▶ _Written problem_
Write out, word for word, the stretch of the Intevac earnings release below from "Operating expenses for" through "and administrative expenses.".

▶ _Given passage_

***

Date: February 5, 2008
  By:   /s/ JEFFREY ANDRESON
 
   
 
      Jeffrey Andreson    
        Vice President, Finance and Administration,
        Chief Financial Officer, Treasurer and Secretary

 

 

Exhibit 99.1
         
(INTEVAC LOGO)
  3560 Bassett Street, Santa Clara CA 95054
     
Jeff Andreson
  Claire McAdams
Chief Financial Officer
  Headgate Partners LLC
(408) 986-9888
  (530) 274-0551
INTEVAC ANNOUNCES FOURTH QUARTER AND
FULL YEAR 2007 FINANCIAL RESULTS

Exceeding Expectations in a Difficult Business Environment
Santa Clara, Calif.—February 5, 2008—Intevac, Inc. (Nasdaq: IVAC) today reported financial results for the fourth quarter and year ended December 31, 2007.
Net loss for the quarter was $2.4 million, or $0.11 per diluted share, on 21.6 million weighted-average shares outstanding. The net loss included $1.7 million of stock-based compensation expense, equivalent to $0.05 per diluted share. Fourth quarter earnings include a $1.5 million one-time gain on the sale of a real estate investment, equivalent to $0.05 per diluted share. For the fourth quarter of 2006, net income was $21.3 million, or $0.97 per diluted share, on 22.1 million weighted average shares outstanding, which included $1.3 million of stock-based compensation expense, equivalent to $0.05 per diluted share.
Revenues for the quarter were $16.8 million, including $10.8 million of Equipment revenues and record Imaging revenues of $6.0 million. As no 200 Lean ® systems were shipped in the quarter, equipment revenues consisted of disk lubrication systems, equipment upgrades, spares, consumables and service. Imaging revenues consisted of $4.1 million of research and development contracts and a record $1.9 million of product sales. In the fourth quarter of 2006, revenues were $95.9 million, including $92.8 million of Equipment revenues and $3.1 million of Imaging revenues, which included $331,000 of product sales.
Equipment and Imaging gross margins for the fourth quarter of 2007 rose to 46.7% and 46.7%, respectively, from 40.9% and 37.9% for the fourth quarter of 2006. Equipment margins improved because Equipment revenues were driven primarily by technology upgrades and spares business. Imaging margins improved as a result of securing higher-margin development contracts and an increased percentage of revenue derived from higher-margin product shipments. Consolidated gross margins improved to 46.7%, from 40.8% in the fourth quarter of 2006.
Operating expenses for the quarter totaled $14.9 million, or 89% of revenues, versus $16.9 million, or 17.6% of revenues, in the fourth quarter of 2006 and $16.5 million, or 32.6% of revenues, in the third quarter of 2007. For the third sequential quarter, operating expenses have declined. Total operating expenses decreased versus the fourth quarter of 2006 primarily because of reductions in R&D and general and administrative expenses.

***

▶ _Data provided_

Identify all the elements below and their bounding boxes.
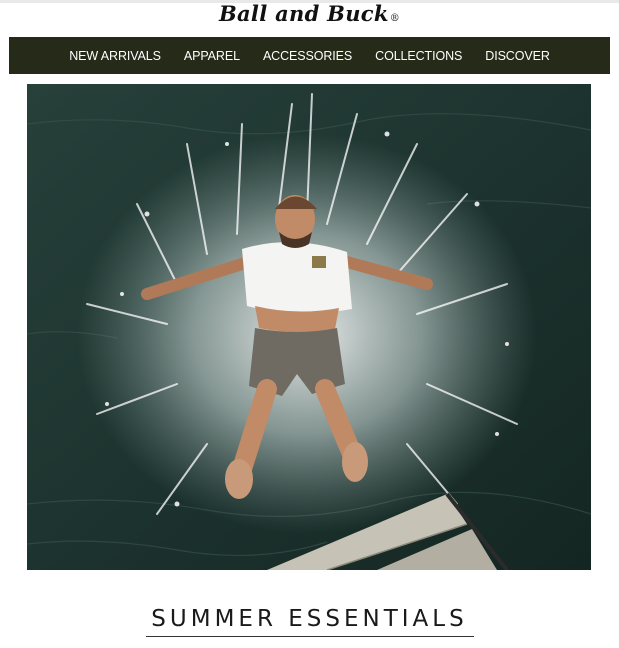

***

▶ _Solved exercise_
Operating expenses for the quarter totaled $14.9 million, or 89% of revenues, versus $16.9 million, or 17.6% of revenues, in the fourth quarter of 2006 and $16.5 million, or 32.6% of revenues, in the third quarter of 2007. For the third sequential quarter, operating expenses have declined. Total operating expenses decreased versus the fourth quarter of 2006 primarily because of reductions in R&D and general and administrative expenses.